Lines containing the word "شهرکرد" should be extracted in full.

--- start of Excerpted data ---

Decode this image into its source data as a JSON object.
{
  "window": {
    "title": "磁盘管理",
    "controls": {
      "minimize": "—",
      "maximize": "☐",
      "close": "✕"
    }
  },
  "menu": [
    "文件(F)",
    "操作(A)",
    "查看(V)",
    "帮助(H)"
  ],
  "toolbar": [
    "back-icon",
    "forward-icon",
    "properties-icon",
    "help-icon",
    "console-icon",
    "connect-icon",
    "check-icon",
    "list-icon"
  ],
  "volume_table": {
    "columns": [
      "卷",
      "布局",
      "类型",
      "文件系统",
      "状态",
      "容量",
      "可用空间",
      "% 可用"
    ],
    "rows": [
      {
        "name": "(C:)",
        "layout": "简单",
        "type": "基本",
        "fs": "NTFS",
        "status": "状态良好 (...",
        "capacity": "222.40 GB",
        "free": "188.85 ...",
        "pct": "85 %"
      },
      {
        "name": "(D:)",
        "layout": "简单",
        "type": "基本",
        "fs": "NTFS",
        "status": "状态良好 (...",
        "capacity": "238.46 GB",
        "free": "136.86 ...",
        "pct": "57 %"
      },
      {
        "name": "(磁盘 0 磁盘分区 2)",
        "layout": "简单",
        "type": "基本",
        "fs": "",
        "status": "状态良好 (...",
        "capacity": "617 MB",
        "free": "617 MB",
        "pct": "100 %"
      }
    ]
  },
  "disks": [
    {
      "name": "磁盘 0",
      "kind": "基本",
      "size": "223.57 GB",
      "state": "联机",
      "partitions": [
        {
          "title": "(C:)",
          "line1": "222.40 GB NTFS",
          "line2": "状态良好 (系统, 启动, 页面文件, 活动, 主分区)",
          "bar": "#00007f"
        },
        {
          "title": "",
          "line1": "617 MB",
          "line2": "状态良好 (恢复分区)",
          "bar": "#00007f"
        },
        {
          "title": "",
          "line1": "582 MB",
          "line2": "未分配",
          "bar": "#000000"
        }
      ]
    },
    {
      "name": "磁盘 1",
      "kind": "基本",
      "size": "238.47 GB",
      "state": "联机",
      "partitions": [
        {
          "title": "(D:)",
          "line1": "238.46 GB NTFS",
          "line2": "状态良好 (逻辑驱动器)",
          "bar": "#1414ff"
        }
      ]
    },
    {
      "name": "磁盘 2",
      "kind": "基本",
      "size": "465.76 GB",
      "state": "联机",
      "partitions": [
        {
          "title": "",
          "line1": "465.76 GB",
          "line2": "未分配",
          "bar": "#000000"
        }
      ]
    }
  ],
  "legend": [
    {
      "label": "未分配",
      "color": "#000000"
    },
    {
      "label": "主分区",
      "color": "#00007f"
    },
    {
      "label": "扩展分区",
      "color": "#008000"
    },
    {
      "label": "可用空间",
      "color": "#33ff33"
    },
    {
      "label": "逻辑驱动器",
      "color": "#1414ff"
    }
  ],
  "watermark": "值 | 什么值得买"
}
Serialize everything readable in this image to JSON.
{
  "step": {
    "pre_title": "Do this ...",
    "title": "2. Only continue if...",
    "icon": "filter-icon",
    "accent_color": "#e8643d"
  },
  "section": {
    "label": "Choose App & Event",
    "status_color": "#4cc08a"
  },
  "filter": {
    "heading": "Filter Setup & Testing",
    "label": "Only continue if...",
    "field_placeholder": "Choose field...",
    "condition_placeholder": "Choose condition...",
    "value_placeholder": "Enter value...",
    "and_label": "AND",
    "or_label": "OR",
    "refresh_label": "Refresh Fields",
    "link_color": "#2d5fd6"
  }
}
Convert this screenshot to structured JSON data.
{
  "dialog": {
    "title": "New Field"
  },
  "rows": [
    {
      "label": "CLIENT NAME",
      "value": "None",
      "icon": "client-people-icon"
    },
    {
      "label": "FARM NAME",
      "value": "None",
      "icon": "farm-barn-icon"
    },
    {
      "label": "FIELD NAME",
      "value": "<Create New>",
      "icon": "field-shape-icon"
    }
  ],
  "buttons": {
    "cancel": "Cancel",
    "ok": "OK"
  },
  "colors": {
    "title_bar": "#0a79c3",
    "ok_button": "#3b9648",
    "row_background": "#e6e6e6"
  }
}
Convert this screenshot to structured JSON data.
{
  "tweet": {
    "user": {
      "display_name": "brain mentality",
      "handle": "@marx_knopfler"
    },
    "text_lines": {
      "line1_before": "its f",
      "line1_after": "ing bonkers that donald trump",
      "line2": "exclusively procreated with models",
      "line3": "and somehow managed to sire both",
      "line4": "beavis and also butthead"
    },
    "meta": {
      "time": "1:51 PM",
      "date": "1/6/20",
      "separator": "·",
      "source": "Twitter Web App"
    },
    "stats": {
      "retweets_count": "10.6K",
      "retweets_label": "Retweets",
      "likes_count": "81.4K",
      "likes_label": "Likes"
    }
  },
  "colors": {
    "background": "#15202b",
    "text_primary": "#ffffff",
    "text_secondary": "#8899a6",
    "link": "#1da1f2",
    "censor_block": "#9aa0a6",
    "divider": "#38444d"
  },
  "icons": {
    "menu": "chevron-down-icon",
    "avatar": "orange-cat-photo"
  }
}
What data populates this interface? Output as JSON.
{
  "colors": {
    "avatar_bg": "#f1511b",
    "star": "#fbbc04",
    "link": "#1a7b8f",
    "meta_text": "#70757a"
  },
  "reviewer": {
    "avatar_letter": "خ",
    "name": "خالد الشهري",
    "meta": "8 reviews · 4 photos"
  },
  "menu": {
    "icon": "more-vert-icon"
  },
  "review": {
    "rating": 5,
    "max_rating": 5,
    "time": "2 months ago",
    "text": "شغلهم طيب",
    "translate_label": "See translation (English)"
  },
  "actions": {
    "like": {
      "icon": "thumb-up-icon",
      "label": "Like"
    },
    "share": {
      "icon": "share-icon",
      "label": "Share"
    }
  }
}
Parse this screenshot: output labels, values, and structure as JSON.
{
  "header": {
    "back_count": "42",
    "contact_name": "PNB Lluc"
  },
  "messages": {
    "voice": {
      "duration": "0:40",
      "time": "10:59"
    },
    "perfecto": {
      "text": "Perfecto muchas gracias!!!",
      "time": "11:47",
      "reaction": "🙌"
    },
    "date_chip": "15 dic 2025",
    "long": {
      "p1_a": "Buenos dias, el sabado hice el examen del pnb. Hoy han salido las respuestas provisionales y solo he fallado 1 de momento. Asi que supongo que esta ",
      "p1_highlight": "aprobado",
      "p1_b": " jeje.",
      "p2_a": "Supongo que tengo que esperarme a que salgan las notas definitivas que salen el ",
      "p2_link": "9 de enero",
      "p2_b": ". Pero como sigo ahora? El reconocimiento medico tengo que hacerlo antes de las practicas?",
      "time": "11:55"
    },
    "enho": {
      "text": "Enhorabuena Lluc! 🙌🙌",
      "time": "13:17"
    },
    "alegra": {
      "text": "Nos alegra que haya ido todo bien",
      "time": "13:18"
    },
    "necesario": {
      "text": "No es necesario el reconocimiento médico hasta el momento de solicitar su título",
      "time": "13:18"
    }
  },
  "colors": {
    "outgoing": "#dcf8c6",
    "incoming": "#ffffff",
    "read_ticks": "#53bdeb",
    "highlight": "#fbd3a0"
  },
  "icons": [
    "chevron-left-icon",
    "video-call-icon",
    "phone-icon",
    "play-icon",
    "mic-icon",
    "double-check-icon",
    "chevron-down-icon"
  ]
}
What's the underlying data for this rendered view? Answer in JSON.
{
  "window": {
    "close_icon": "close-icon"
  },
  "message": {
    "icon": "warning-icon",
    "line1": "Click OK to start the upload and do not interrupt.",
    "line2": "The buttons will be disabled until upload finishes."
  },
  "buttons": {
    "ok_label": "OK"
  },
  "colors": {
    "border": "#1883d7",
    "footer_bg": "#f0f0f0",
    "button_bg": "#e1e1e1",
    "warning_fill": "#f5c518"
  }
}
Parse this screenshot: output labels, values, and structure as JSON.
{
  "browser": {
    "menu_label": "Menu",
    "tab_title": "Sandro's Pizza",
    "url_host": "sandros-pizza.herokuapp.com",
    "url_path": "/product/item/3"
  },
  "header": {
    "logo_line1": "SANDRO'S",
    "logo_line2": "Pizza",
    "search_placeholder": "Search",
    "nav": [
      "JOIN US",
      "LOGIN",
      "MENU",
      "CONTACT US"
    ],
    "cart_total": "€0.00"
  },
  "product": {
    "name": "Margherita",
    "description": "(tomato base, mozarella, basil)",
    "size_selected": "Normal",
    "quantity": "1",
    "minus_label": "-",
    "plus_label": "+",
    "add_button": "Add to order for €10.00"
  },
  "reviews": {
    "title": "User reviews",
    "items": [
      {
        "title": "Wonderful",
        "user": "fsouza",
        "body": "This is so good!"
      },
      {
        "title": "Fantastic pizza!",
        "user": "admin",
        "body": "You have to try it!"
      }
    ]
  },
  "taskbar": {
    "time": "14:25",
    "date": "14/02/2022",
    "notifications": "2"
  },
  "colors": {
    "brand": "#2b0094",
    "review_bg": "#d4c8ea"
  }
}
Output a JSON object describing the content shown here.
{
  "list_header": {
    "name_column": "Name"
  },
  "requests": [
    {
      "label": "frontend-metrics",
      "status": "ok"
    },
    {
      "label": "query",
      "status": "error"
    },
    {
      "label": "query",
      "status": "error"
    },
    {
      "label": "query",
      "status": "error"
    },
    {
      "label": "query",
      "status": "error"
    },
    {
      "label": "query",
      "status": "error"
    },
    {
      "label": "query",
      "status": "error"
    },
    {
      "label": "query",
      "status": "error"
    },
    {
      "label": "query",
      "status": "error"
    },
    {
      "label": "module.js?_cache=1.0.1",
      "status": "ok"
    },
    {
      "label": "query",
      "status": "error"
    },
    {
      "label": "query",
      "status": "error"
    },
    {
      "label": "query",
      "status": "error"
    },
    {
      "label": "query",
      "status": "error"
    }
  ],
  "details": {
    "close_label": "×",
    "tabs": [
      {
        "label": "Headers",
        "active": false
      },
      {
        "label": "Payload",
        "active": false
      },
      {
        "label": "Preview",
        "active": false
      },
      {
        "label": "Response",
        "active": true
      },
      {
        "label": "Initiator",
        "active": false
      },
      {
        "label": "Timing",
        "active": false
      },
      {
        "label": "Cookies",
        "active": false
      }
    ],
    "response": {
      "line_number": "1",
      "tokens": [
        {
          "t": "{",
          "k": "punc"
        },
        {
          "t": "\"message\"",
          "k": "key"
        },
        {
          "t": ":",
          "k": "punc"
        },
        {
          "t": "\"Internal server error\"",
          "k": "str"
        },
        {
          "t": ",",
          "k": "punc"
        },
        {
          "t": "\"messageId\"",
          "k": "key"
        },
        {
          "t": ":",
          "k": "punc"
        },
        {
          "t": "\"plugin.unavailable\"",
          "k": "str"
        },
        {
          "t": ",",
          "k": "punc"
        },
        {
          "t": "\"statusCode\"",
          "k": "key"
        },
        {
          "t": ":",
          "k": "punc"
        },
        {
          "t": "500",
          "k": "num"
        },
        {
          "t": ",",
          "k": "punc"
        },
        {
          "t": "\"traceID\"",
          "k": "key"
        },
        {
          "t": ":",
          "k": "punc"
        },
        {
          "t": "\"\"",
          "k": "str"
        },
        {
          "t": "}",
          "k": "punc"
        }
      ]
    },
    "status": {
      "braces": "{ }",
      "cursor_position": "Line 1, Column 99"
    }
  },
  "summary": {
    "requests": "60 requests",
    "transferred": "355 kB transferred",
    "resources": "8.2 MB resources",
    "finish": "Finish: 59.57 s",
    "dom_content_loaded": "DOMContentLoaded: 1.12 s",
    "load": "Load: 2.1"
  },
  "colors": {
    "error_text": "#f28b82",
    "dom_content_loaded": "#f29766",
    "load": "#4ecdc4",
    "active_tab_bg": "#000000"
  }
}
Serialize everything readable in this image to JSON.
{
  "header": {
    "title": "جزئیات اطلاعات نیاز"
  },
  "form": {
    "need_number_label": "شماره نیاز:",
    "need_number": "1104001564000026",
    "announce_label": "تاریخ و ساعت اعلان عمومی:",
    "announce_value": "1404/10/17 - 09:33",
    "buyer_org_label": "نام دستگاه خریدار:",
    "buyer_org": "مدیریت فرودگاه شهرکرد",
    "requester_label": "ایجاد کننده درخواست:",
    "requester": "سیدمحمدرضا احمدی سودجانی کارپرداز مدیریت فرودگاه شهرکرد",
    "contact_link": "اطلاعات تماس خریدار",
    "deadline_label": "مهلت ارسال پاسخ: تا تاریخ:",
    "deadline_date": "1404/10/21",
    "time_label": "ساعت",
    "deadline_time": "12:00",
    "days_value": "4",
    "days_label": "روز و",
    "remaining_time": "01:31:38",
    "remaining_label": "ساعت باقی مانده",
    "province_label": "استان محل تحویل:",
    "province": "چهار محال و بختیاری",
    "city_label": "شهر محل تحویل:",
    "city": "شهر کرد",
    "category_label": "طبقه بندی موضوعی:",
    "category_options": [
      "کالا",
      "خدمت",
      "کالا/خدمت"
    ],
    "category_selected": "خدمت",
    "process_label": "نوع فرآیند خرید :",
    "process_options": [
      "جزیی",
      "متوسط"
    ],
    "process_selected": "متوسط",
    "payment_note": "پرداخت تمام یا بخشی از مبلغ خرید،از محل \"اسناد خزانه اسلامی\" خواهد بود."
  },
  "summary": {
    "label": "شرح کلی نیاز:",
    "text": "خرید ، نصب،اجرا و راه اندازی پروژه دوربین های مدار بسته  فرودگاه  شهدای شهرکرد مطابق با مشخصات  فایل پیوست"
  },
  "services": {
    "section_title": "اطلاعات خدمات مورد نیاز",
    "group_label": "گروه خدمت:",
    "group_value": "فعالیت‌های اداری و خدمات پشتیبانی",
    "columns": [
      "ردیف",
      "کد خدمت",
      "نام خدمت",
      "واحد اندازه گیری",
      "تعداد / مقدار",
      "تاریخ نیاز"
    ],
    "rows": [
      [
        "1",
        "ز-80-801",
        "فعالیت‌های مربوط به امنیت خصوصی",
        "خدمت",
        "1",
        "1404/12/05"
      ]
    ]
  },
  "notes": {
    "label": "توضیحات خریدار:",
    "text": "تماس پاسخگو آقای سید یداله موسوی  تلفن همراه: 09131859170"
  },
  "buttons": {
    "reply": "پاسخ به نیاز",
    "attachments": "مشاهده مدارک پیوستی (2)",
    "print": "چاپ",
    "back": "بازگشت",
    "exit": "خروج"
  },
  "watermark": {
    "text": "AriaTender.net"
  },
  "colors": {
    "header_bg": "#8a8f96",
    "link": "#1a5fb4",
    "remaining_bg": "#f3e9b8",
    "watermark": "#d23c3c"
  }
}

--- end of Excerpted data ---

Full response.
    "buyer_org": "مدیریت فرودگاه شهرکرد",
    "requester": "سیدمحمدرضا احمدی سودجانی کارپرداز مدیریت فرودگاه شهرکرد",
    "text": "خرید ، نصب،اجرا و راه اندازی پروژه دوربین های مدار بسته  فرودگاه  شهدای شهرکرد مطابق با مشخصات  فایل پیوست"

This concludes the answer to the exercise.